- **SET TASK 1**
Write out the rows from their beginning through the line containing "- q28-label: 28.: [623, 1066, 666, 1095]", with "fraction-denominator" swapped for "frac-denom" and every other character left as it is.

- **EXCERPTED TEXT**
Experian recently announced a new program that will help consumers who don’t have any credit scores. The program is called Experian Boost. Until now, utility bills and phone bill payments were not counted into the scoring models. This was affecting a lot of consumers who do not have any credit cards or other trade lines. This is where Experian Boost comes into the picture.
How does Experian Boost work?
Consumers are able to voluntarily provide Experian with access to their bank accounts. Experian will scan your bank accounts for information regarding on-time payments for cell phone and utility bills. (I don’t know how they know if the bill was paid on time or if it was a late payment.) The information is then added to your Experian credit report. Experian claims that only positive information will be added, meaning only the on-time payments will be added and not any late payments.
Consumers are able to choose which positive information should be added or be removed at any time.
Once the information is added, the scoring models are able to use this information to calculate a credit score.
Which scoring models does Experian Boost work with?
The only scoring models, as of now, which will include such information are the Fico 08, Fico 09, Vantage 03, and Vantage 04 scoring models.

- **GIVEN INFORMATION**
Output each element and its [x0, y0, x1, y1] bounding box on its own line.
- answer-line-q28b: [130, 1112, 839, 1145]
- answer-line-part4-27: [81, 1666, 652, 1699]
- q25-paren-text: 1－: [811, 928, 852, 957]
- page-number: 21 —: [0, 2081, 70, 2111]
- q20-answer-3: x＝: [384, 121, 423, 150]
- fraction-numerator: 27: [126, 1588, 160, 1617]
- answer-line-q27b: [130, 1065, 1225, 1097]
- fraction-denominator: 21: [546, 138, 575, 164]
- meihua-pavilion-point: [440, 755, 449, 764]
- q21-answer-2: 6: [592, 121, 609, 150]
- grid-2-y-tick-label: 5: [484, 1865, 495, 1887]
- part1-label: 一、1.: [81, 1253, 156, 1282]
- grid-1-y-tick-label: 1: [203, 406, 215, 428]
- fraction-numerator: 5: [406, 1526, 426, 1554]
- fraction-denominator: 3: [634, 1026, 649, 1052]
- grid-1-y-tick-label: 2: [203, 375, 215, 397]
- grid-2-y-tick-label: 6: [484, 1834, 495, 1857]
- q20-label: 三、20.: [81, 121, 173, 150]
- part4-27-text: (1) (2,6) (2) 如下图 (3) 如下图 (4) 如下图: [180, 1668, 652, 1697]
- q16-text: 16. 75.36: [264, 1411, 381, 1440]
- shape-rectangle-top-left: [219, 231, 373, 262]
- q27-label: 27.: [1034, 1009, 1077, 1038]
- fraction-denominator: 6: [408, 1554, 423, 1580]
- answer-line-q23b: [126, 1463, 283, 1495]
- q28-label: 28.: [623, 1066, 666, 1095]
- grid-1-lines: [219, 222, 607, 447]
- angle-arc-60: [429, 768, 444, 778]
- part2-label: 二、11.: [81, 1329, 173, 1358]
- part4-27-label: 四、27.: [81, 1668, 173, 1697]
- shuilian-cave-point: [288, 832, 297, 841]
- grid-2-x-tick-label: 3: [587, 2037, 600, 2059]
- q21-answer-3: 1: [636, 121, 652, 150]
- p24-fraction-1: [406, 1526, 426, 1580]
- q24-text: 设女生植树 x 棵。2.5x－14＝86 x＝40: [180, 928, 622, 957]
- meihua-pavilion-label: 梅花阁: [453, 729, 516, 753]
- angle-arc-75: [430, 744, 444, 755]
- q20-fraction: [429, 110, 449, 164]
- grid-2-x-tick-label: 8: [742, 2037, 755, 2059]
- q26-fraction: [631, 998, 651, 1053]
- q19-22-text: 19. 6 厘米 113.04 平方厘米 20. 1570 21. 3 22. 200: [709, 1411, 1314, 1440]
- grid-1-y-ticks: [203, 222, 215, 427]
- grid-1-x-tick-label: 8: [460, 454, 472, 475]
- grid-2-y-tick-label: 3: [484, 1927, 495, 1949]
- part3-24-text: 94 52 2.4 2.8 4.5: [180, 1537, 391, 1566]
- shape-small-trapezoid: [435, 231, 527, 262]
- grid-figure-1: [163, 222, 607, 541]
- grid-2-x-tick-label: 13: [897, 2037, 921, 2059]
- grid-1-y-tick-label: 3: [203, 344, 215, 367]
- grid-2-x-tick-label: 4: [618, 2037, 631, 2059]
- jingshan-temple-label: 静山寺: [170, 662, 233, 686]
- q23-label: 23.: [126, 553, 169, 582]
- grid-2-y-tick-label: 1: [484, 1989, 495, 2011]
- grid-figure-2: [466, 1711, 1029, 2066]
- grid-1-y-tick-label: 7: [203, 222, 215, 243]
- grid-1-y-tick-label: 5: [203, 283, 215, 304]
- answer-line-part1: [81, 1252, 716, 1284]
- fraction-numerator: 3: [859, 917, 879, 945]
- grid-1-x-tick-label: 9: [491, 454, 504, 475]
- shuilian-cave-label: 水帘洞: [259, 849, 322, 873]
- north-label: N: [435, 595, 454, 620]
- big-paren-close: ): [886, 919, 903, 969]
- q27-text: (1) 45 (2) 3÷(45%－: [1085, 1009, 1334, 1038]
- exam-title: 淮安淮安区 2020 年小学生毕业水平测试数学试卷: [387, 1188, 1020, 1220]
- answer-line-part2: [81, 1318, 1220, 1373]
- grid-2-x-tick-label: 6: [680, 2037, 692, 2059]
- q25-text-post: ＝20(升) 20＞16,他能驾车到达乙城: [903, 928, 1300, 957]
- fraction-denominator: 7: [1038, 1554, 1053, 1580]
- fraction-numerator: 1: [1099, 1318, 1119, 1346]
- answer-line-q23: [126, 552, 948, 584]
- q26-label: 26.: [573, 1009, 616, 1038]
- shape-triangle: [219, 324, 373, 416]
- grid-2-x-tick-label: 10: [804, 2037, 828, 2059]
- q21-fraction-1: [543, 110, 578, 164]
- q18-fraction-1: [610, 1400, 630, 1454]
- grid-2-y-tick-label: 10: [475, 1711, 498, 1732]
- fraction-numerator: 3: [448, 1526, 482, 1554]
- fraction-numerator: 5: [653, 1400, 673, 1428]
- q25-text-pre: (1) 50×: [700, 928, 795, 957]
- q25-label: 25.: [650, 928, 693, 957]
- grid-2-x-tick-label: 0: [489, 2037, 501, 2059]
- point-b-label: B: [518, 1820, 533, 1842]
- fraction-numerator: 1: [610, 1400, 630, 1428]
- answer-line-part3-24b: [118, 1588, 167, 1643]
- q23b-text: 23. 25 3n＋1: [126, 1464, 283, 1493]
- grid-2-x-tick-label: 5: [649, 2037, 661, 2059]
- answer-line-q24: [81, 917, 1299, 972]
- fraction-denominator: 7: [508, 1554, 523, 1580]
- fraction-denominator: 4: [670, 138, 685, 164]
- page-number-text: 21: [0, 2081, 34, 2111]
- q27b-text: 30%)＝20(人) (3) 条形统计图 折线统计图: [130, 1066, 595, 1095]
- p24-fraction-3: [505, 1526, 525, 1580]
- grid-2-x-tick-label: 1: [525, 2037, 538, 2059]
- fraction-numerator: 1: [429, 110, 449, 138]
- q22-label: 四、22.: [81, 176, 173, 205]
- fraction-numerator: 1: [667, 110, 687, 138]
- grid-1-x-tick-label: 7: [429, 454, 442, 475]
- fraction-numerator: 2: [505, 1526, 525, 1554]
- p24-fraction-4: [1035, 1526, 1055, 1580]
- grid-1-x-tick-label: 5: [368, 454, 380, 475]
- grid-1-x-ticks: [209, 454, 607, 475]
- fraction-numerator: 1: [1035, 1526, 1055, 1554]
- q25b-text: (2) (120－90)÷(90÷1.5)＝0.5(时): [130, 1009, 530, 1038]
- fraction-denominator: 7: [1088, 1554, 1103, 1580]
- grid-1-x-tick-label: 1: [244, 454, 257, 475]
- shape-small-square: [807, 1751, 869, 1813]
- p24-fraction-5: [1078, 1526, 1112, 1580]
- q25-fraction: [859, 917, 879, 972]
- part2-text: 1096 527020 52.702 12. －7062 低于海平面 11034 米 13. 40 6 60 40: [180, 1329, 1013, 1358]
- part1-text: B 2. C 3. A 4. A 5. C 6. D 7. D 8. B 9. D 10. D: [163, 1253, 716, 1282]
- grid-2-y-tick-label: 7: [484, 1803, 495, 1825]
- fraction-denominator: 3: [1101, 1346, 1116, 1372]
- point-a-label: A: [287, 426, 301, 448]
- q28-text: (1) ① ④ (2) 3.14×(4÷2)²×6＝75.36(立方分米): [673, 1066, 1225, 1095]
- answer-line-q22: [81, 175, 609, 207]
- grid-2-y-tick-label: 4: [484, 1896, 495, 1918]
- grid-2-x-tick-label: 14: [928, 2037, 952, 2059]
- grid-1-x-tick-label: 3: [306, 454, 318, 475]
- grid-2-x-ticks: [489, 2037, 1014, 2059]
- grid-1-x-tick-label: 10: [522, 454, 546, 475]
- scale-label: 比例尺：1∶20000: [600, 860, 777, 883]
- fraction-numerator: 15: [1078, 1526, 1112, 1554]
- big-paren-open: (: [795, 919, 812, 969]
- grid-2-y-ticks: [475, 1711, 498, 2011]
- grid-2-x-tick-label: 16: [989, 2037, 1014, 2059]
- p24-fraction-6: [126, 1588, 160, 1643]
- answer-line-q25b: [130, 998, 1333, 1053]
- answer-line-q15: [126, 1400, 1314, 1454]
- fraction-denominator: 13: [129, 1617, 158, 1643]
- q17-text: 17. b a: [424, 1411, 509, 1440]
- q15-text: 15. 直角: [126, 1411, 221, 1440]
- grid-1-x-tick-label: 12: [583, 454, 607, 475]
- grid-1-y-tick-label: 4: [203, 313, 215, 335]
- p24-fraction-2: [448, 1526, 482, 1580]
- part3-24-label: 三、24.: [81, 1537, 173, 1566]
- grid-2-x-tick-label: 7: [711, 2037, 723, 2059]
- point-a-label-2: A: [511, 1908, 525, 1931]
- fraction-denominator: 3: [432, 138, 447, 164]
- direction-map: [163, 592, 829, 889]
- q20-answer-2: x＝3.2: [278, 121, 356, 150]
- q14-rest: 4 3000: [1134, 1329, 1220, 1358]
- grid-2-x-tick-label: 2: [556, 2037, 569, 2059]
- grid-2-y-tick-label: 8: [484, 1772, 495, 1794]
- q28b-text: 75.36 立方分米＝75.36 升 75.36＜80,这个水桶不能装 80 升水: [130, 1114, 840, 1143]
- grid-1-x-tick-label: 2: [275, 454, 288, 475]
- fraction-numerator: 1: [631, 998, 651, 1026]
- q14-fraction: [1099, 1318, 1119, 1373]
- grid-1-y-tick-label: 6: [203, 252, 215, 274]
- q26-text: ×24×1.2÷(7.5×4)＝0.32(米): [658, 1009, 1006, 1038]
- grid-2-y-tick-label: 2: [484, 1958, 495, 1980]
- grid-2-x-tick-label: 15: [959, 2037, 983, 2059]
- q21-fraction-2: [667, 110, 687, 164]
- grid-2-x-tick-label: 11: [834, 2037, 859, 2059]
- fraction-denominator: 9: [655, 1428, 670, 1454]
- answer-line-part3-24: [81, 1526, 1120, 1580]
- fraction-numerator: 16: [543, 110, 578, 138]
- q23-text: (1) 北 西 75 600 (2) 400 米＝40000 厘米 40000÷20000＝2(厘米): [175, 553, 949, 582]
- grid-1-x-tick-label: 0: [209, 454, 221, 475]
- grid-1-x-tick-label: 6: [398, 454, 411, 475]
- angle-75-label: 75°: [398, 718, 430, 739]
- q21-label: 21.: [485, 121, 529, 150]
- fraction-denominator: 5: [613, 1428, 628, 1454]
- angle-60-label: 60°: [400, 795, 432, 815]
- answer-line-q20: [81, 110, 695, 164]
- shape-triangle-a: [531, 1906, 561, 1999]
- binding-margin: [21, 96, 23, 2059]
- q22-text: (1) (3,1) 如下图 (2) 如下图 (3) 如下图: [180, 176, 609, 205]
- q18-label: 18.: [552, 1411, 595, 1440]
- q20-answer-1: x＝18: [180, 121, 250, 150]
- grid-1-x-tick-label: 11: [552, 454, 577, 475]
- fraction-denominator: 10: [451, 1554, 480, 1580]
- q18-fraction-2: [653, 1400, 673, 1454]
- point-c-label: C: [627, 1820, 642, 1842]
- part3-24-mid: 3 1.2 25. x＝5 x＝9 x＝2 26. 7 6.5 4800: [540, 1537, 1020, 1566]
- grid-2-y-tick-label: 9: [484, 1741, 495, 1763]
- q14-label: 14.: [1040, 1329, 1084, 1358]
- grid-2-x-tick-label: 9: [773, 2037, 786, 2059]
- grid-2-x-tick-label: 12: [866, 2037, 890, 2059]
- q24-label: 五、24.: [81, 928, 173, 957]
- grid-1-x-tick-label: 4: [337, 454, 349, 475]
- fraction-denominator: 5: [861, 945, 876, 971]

- **SET TASK 2**
Decide whether each statement agrees with the text on Experian Boost. Answer yes or no, and quote the words from the text that settle it.
(a) Experian Boost adds late payments to the credit report along with on-time ones.
(b) Consumers can remove positive information at any time.
(c) The Fico 10 scoring model is among those that use the added information.

- **REPLY 1**
Output each element and its [x0, y0, x1, y1] bounding box on its own line.
- answer-line-q28b: [130, 1112, 839, 1145]
- answer-line-part4-27: [81, 1666, 652, 1699]
- q25-paren-text: 1－: [811, 928, 852, 957]
- page-number: 21 —: [0, 2081, 70, 2111]
- q20-answer-3: x＝: [384, 121, 423, 150]
- fraction-numerator: 27: [126, 1588, 160, 1617]
- answer-line-q27b: [130, 1065, 1225, 1097]
- frac-denom: 21: [546, 138, 575, 164]
- meihua-pavilion-point: [440, 755, 449, 764]
- q21-answer-2: 6: [592, 121, 609, 150]
- grid-2-y-tick-label: 5: [484, 1865, 495, 1887]
- part1-label: 一、1.: [81, 1253, 156, 1282]
- grid-1-y-tick-label: 1: [203, 406, 215, 428]
- fraction-numerator: 5: [406, 1526, 426, 1554]
- frac-denom: 3: [634, 1026, 649, 1052]
- grid-1-y-tick-label: 2: [203, 375, 215, 397]
- grid-2-y-tick-label: 6: [484, 1834, 495, 1857]
- q20-label: 三、20.: [81, 121, 173, 150]
- part4-27-text: (1) (2,6) (2) 如下图 (3) 如下图 (4) 如下图: [180, 1668, 652, 1697]
- q16-text: 16. 75.36: [264, 1411, 381, 1440]
- shape-rectangle-top-left: [219, 231, 373, 262]
- q27-label: 27.: [1034, 1009, 1077, 1038]
- frac-denom: 6: [408, 1554, 423, 1580]
- answer-line-q23b: [126, 1463, 283, 1495]
- q28-label: 28.: [623, 1066, 666, 1095]

- **REPLY 2**
(a) No: "only the on-time payments will be added and not any late payments."
(b) Yes: "Consumers are able to choose which positive information should be added or be removed at any time."
(c) No: "The only scoring models, as of now, which will include such information are the Fico 08, Fico 09, Vantage 03, and Vantage 04 scoring models."